■ **Stated goal**:
Copy, from the entries below, each line where the word "Contains" can be found.

-------- Exercise data --------

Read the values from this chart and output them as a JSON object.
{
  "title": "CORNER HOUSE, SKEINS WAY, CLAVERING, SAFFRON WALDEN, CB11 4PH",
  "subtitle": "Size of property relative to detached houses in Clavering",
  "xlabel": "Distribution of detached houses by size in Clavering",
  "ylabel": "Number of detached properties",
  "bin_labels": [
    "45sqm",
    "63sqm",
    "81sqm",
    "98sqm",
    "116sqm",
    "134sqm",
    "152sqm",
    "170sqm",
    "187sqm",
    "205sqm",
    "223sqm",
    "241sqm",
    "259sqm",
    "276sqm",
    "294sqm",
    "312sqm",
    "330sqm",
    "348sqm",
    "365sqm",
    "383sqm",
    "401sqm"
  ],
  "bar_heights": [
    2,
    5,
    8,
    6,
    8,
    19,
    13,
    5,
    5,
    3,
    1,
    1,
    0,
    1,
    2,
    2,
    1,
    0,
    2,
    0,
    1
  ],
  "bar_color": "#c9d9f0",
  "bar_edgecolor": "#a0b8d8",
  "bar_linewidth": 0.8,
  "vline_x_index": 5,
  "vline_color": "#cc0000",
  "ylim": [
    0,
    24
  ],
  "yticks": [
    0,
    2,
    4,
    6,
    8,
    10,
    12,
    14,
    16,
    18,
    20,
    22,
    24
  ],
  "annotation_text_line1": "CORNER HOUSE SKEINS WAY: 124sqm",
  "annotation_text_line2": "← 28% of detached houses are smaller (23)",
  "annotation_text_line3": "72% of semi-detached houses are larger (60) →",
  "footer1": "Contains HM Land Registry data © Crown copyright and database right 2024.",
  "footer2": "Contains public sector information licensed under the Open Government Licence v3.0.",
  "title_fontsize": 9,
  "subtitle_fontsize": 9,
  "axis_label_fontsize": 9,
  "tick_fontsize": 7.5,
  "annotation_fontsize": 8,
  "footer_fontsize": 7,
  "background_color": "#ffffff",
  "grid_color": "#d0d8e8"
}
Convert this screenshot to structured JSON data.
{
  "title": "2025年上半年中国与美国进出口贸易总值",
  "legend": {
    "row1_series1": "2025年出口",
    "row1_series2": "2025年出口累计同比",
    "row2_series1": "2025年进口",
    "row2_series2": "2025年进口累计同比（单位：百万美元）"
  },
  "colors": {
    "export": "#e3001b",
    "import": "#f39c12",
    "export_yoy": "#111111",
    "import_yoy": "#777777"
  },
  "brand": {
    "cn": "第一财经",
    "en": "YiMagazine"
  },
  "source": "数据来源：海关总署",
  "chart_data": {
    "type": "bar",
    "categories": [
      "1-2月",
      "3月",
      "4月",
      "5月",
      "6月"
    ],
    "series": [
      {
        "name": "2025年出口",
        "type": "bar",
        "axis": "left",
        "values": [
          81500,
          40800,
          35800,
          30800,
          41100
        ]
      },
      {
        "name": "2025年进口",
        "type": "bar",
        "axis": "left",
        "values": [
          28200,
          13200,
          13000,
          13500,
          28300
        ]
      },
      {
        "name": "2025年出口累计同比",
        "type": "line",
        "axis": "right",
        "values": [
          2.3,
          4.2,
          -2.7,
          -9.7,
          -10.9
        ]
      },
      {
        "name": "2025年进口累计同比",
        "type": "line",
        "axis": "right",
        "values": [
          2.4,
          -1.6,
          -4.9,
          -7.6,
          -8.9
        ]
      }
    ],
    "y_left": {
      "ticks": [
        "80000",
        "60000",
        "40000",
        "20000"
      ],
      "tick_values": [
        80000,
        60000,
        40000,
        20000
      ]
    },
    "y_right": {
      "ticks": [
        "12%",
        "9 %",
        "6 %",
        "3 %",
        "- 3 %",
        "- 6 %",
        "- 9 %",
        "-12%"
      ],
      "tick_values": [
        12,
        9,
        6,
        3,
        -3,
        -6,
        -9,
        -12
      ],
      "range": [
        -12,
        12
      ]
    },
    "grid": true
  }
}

--------

■ **Result for this exercise**:
  "footer1": "Contains HM Land Registry data © Crown copyright and database right 2024.",
  "footer2": "Contains public sector information licensed under the Open Government Licence v3.0.",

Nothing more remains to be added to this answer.